---------- MATERIAL PROVIDED ----------
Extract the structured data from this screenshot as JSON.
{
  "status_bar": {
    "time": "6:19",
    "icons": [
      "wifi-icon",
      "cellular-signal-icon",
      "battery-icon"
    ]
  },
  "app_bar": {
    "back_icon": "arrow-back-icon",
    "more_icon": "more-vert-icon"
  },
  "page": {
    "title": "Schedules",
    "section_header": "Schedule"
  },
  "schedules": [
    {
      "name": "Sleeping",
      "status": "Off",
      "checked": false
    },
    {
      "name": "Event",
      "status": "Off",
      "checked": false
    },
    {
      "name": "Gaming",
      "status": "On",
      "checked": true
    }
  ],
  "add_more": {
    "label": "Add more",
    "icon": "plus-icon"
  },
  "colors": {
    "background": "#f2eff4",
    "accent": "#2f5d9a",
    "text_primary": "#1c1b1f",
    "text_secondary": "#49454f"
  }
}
----------
▸ WHAT THE TASK ASKS
Repeat every entry exactly, please.

▸ RESULT FOR THIS TASK
Extract the structured data from this screenshot as JSON.
{
  "status_bar": {
    "time": "6:19",
    "icons": [
      "wifi-icon",
      "cellular-signal-icon",
      "battery-icon"
    ]
  },
  "app_bar": {
    "back_icon": "arrow-back-icon",
    "more_icon": "more-vert-icon"
  },
  "page": {
    "title": "Schedules",
    "section_header": "Schedule"
  },
  "schedules": [
    {
      "name": "Sleeping",
      "status": "Off",
      "checked": false
    },
    {
      "name": "Event",
      "status": "Off",
      "checked": false
    },
    {
      "name": "Gaming",
      "status": "On",
      "checked": true
    }
  ],
  "add_more": {
    "label": "Add more",
    "icon": "plus-icon"
  },
  "colors": {
    "background": "#f2eff4",
    "accent": "#2f5d9a",
    "text_primary": "#1c1b1f",
    "text_secondary": "#49454f"
  }
}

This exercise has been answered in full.